EXTRAIT À LIRE:
☆ ☆ ☆ ☆ ☆ ☆ ☆

Paula Forteza, députée de la 2e circonscription des Français de l’étranger (Amérique Latine et Caraïbes), nous a accordé une interview exclusive dans laquelle elle revient avec passion sur les enjeux numériques en France mais également pour les Français de l’étranger.

 

Pouvez-vous nous parler de la loi Engagement et Proximité ?

C’est une loi à la base sur les élus de proximité de métropole qui essaie de leur donner plus de pouvoir et plus de reconnaissance. Je me suis mobilisée avec les autres élus des Français de l’étranger et le ministre Jean-Baptiste Lemoyne pour intégrer un volet pour les conseillers consulaires. On doit revaloriser cette fonction qui est très mal comprise de nos concitoyens à l’étranger. C’est un travail ingrat pour les élus car leurs missions ne sont pas claires et leurs moyens pas suffisants. La première mesure est le changement de dénomination des conseillers consulaires car on les confond souvent avec les agents du Consulat. La dénomination retenue est celle des conseillers des Français de l’étranger, ce qui sera plus clair car ils sont dans un rôle de conseil, d’assistance et de représentation des Français de l’étranger. La deuxième mesure qui avait été demandée est de donner la présidence du conseil consulaire, qui décide des bourses, du STAFE notamment, aux élus et non au poste diplomatique. On veut faire, au maximum possible, le parallélisme avec ce qui est fait en métropole. Les postes consulaires auront un rôle de rapporteur de ce qui se passe lors de ces conseils consulaires pour amener un regard plutôt technique, sur le budget et la faisabilité, et ainsi cadrer le débat. Une autre proposition est de proposer aux conseillers consulaires de pouvoir accéder à des formations pour pouvoir progresser dans leur carrière, comme les élus en Métropole. La dernière mesure est de faire appliquer la charte de l’élu local qui cadre de manière déontologique le métier d’élu, avec des questions liées à la probité, la transparence, l’exemplarité et aussi l’assiduité aux réunions.

Cela sera accompagné d’autres mesures plus symboliques comme la possibilité pour les élus de porter l’écharpe lors de cérémonies publiques et également des questions liées aux ressources comme la possibilité d’accéder à des salles pour des réunions et des permanences.

☆ ☆ ☆ ☆ ☆ ☆ ☆

CONSIGNE 1:
Répétez mot pour mot tout ce qui va du début des enregistrements jusqu'à la ligne contenant « view-original-link[interactable]: 查看原微博 [138, 199, 273, 238] », cette ligne comprise.
L'extrait et les enregistrements sont deux documents sans rapport l'un avec l'autre.

☆ ☆ ☆ ☆ ☆ ☆ ☆

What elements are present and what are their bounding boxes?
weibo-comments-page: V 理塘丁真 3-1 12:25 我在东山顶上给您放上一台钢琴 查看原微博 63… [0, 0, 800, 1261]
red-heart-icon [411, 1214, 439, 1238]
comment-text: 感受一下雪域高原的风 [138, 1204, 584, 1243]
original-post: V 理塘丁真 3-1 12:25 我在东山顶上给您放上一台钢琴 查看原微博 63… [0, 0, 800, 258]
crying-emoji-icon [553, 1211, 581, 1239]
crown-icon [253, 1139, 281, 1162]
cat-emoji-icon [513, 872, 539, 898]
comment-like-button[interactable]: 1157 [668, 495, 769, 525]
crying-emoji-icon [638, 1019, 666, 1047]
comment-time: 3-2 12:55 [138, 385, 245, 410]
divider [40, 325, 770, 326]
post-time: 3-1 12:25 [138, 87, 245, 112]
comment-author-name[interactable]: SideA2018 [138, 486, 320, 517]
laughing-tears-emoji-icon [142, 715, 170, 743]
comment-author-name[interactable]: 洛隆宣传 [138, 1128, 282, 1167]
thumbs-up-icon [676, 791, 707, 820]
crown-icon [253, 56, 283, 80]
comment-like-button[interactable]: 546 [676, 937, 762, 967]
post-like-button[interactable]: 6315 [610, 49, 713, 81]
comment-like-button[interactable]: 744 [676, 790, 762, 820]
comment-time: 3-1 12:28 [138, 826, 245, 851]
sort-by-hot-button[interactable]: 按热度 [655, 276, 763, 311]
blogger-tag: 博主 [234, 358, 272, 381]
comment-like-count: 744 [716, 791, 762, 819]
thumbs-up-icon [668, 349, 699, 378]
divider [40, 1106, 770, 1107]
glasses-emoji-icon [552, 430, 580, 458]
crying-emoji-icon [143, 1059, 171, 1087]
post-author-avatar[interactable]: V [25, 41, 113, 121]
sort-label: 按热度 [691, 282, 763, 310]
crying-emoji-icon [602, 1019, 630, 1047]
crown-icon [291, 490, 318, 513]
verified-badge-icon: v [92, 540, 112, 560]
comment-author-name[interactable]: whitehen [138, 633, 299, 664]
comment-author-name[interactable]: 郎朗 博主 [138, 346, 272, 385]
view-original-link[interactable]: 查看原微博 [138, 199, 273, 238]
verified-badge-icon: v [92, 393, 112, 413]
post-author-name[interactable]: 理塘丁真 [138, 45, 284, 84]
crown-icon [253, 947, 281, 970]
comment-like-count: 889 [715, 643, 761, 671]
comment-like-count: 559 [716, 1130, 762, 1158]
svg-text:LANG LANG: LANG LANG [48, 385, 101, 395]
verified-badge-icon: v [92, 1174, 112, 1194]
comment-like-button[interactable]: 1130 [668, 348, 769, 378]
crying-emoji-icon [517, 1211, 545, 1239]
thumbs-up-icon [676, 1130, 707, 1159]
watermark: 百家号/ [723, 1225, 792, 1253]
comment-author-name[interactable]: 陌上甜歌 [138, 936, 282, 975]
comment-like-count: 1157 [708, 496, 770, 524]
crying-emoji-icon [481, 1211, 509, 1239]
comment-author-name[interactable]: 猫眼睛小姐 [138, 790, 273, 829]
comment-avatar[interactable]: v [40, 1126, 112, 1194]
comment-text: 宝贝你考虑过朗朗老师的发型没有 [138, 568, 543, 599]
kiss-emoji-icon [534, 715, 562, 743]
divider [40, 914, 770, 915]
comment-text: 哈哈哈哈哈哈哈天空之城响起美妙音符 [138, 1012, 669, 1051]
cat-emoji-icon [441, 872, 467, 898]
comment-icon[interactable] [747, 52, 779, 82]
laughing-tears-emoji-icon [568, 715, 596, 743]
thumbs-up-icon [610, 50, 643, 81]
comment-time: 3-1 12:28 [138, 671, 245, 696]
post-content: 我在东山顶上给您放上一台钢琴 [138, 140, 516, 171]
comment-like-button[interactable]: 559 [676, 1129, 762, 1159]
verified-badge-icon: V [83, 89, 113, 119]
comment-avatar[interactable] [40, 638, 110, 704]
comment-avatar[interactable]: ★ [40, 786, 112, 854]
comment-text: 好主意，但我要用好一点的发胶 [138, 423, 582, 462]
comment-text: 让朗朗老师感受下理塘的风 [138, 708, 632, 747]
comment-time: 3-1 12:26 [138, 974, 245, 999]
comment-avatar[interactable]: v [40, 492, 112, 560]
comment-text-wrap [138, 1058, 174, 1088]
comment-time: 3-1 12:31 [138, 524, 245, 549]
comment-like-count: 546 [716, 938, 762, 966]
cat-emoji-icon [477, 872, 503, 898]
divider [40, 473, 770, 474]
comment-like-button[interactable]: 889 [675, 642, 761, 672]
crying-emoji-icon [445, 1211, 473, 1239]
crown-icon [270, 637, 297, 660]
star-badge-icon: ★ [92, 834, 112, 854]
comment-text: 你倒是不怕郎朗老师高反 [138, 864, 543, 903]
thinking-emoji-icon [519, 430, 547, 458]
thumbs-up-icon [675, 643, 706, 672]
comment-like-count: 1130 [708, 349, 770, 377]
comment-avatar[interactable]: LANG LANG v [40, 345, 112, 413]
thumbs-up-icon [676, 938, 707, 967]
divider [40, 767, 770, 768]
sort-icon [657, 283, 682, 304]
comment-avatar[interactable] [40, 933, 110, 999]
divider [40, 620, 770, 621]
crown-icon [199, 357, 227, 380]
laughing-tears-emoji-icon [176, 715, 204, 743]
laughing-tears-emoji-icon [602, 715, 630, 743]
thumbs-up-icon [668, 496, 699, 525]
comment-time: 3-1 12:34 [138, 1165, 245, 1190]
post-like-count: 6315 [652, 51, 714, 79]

☆ ☆ ☆ ☆ ☆ ☆ ☆

CONSIGNE 2:
Recopiez à l'identique tout le passage de l'extrait qui va de « Paula Forteza, députée » jusqu'à « les Français de l’étranger. », ces mots inclus.

RÉSULTAT DE L'EXERCICE 1:
What elements are present and what are their bounding boxes?
weibo-comments-page: V 理塘丁真 3-1 12:25 我在东山顶上给您放上一台钢琴 查看原微博 63… [0, 0, 800, 1261]
red-heart-icon [411, 1214, 439, 1238]
comment-text: 感受一下雪域高原的风 [138, 1204, 584, 1243]
original-post: V 理塘丁真 3-1 12:25 我在东山顶上给您放上一台钢琴 查看原微博 63… [0, 0, 800, 258]
crying-emoji-icon [553, 1211, 581, 1239]
crown-icon [253, 1139, 281, 1162]
cat-emoji-icon [513, 872, 539, 898]
comment-like-button[interactable]: 1157 [668, 495, 769, 525]
crying-emoji-icon [638, 1019, 666, 1047]
comment-time: 3-2 12:55 [138, 385, 245, 410]
divider [40, 325, 770, 326]
post-time: 3-1 12:25 [138, 87, 245, 112]
comment-author-name[interactable]: SideA2018 [138, 486, 320, 517]
laughing-tears-emoji-icon [142, 715, 170, 743]
comment-author-name[interactable]: 洛隆宣传 [138, 1128, 282, 1167]
thumbs-up-icon [676, 791, 707, 820]
crown-icon [253, 56, 283, 80]
comment-like-button[interactable]: 546 [676, 937, 762, 967]
post-like-button[interactable]: 6315 [610, 49, 713, 81]
comment-like-button[interactable]: 744 [676, 790, 762, 820]
comment-time: 3-1 12:28 [138, 826, 245, 851]
sort-by-hot-button[interactable]: 按热度 [655, 276, 763, 311]
blogger-tag: 博主 [234, 358, 272, 381]
comment-like-count: 744 [716, 791, 762, 819]
thumbs-up-icon [668, 349, 699, 378]
divider [40, 1106, 770, 1107]
glasses-emoji-icon [552, 430, 580, 458]
crying-emoji-icon [143, 1059, 171, 1087]
post-author-avatar[interactable]: V [25, 41, 113, 121]
sort-label: 按热度 [691, 282, 763, 310]
crying-emoji-icon [602, 1019, 630, 1047]
crown-icon [291, 490, 318, 513]
verified-badge-icon: v [92, 540, 112, 560]
comment-author-name[interactable]: whitehen [138, 633, 299, 664]
comment-author-name[interactable]: 郎朗 博主 [138, 346, 272, 385]
view-original-link[interactable]: 查看原微博 [138, 199, 273, 238]

RÉSULTAT DE L'EXERCICE 2:
Paula Forteza, députée de la 2e circonscription des Français de l’étranger (Amérique Latine et Caraïbes), nous a accordé une interview exclusive dans laquelle elle revient avec passion sur les enjeux numériques en France mais également pour les Français de l’étranger.